Skip to content

[app-server] Reap orphaned idle threads on websocket disconnect#14997

Closed
cooper-oai wants to merge 3 commits intomainfrom
cooper/mcp-thread-orphan-reap
Closed

[app-server] Reap orphaned idle threads on websocket disconnect#14997
cooper-oai wants to merge 3 commits intomainfrom
cooper/mcp-thread-orphan-reap

Conversation

@cooper-oai
Copy link
Copy Markdown

@cooper-oai cooper-oai commented Mar 18, 2026

Summary

Today, switching threads over websocket can leave the previous thread loaded even after it has no subscribers. Because local stdio MCP servers are thread-scoped, those orphaned loaded threads keep their helper processes alive. Repeating that across many threads causes process-count and memory growth, which matches the original report (31 local kepler processes and multi-GB RSS after repeated thread switching).

This change keeps the fix intentionally narrow:

  • on websocket disconnect, if a thread is orphaned, already inactive, and has a materialized rollout on disk, app-server now unloads it immediately
  • unloading reuses the existing hard-shutdown path, so thread-scoped stdio MCP servers are reaped instead of lingering after the UI switches away from a thread
  • add a focused websocket regression test that proves a resumed thread's local stdio MCP helper exits after the websocket disconnects

Side effect to be aware of: if the last client disconnects from an idle thread, app-server now closes that thread instead of keeping it loaded in memory. If someone opens that thread again later, it still resumes from saved history, but reopening may be a little slower because the thread and its MCP helper processes start again.
____
### [Stated goal]
Could you write out the pull request on reaping orphaned idle threads above in full, word for word?

### [Element and region listings]
____
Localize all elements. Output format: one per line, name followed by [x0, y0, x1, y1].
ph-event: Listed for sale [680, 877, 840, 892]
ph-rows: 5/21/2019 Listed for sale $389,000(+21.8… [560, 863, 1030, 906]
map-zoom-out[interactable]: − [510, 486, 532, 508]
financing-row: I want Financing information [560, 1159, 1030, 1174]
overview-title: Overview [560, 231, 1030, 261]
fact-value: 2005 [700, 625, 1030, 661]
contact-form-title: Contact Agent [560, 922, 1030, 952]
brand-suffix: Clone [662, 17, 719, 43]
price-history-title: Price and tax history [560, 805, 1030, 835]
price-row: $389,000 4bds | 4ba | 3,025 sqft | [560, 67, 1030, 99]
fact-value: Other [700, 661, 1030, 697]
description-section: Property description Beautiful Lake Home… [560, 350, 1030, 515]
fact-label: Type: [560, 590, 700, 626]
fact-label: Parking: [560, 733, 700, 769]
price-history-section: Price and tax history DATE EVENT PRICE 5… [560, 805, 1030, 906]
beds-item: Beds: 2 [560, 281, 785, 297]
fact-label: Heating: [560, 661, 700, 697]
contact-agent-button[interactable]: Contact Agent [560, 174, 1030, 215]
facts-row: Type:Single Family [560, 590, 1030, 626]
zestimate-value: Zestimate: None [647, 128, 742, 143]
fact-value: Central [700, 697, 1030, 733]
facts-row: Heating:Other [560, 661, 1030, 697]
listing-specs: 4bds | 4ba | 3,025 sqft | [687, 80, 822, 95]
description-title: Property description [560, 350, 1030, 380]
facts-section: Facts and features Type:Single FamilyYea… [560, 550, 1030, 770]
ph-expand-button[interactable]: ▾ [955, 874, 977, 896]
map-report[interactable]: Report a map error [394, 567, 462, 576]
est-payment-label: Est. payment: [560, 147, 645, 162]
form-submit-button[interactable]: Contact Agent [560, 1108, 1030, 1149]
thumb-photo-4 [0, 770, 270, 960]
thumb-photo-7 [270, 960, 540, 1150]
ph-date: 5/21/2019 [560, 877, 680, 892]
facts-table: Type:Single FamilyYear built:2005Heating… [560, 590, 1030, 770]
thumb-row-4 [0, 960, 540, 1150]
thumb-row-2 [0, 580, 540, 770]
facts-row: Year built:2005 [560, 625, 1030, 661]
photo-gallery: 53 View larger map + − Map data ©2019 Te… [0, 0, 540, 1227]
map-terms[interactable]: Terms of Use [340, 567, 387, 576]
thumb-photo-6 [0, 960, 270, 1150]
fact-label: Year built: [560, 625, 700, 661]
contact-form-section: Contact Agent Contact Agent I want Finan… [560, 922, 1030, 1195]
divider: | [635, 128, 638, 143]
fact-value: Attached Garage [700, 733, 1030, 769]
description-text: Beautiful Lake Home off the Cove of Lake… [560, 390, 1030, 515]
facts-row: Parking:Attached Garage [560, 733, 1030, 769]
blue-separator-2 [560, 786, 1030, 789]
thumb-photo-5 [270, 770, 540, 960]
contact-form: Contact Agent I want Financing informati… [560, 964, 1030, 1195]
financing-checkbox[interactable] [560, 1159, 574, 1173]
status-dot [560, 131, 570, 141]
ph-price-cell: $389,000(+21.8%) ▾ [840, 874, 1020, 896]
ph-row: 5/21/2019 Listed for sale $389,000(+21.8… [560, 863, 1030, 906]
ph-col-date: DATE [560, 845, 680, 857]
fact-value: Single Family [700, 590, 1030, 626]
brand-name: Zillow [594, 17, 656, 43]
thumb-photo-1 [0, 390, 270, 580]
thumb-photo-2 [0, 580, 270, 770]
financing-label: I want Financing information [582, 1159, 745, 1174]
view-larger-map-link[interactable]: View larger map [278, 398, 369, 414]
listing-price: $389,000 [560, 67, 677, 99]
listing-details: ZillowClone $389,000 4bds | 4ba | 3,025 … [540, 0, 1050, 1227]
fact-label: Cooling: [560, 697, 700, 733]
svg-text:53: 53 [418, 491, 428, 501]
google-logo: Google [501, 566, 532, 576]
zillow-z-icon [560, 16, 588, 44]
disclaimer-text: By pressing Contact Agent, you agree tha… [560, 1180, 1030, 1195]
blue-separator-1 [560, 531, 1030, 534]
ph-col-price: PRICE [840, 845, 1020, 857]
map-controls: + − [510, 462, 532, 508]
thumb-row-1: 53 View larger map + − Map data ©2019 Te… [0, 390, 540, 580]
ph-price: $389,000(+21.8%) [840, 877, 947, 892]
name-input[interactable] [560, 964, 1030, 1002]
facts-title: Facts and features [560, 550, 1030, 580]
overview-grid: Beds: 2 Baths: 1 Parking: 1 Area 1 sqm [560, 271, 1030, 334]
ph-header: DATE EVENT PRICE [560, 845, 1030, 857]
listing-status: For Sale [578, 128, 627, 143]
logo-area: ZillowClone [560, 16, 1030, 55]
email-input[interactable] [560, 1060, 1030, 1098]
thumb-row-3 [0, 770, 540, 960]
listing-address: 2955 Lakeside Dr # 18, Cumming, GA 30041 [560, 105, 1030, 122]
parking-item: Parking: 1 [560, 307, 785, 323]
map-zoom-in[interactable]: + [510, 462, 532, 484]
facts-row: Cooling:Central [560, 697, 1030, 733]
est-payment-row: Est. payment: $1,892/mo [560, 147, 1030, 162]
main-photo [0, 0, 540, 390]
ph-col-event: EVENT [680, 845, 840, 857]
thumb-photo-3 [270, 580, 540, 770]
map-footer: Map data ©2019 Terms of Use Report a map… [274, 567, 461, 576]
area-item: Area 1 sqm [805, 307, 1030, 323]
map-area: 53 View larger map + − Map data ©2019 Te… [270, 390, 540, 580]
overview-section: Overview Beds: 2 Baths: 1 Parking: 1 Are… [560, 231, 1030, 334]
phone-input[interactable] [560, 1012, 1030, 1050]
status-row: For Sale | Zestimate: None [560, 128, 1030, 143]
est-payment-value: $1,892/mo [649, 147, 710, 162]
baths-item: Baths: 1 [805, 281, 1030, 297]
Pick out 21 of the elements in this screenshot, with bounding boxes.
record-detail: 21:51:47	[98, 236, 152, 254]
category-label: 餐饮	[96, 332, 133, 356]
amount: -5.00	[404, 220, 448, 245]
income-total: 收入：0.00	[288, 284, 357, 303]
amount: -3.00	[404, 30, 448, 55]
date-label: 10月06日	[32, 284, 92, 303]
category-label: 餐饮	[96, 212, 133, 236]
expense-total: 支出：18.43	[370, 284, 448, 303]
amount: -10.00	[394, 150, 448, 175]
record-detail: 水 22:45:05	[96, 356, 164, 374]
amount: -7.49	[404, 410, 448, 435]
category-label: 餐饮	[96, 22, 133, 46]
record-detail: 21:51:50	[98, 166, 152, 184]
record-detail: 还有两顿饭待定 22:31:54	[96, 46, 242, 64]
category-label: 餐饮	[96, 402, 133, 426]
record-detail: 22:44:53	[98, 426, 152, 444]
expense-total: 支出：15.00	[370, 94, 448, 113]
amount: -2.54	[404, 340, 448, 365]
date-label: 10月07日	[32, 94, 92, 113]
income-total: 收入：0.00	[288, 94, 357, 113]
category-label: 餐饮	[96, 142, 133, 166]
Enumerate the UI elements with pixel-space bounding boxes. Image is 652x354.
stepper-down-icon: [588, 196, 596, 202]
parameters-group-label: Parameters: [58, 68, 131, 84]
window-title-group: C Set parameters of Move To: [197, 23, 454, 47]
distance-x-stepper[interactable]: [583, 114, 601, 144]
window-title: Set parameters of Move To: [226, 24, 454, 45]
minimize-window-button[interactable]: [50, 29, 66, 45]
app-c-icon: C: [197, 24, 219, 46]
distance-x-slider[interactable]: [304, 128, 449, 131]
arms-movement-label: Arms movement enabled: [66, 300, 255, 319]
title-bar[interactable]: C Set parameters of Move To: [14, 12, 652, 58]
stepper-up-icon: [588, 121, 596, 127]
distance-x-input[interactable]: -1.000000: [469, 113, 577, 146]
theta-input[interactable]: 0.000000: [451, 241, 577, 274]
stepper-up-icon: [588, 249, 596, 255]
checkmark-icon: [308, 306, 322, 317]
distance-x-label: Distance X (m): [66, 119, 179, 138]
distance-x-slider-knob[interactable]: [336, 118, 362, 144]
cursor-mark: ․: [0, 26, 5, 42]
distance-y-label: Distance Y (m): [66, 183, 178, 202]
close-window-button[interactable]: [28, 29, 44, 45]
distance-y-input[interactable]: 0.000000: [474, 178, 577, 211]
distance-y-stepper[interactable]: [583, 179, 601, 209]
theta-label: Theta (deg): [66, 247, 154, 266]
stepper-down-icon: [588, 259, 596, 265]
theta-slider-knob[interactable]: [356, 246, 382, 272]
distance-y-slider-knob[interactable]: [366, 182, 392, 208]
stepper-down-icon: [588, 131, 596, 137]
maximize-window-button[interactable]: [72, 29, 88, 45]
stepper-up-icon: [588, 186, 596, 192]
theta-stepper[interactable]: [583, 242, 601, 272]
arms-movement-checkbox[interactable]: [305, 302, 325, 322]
____
### [Answer for this exercise]
Skip to content

[app-server] Reap orphaned idle threads on websocket disconnect#14997

Closed
cooper-oai wants to merge 3 commits intomainfrom
cooper/mcp-thread-orphan-reap
Closed

[app-server] Reap orphaned idle threads on websocket disconnect#14997
cooper-oai wants to merge 3 commits intomainfrom
cooper/mcp-thread-orphan-reap

Conversation

@cooper-oai
Copy link
Copy Markdown

@cooper-oai cooper-oai commented Mar 18, 2026

Summary

Today, switching threads over websocket can leave the previous thread loaded even after it has no subscribers. Because local stdio MCP servers are thread-scoped, those orphaned loaded threads keep their helper processes alive. Repeating that across many threads causes process-count and memory growth, which matches the original report (31 local kepler processes and multi-GB RSS after repeated thread switching).

This change keeps the fix intentionally narrow:

  • on websocket disconnect, if a thread is orphaned, already inactive, and has a materialized rollout on disk, app-server now unloads it immediately
  • unloading reuses the existing hard-shutdown path, so thread-scoped stdio MCP servers are reaped instead of lingering after the UI switches away from a thread
  • add a focused websocket regression test that proves a resumed thread's local stdio MCP helper exits after the websocket disconnects

Side effect to be aware of: if the last client disconnects from an idle thread, app-server now closes that thread instead of keeping it loaded in memory. If someone opens that thread again later, it still resumes from saved history, but reopening may be a little slower because the thread and its MCP helper processes start again.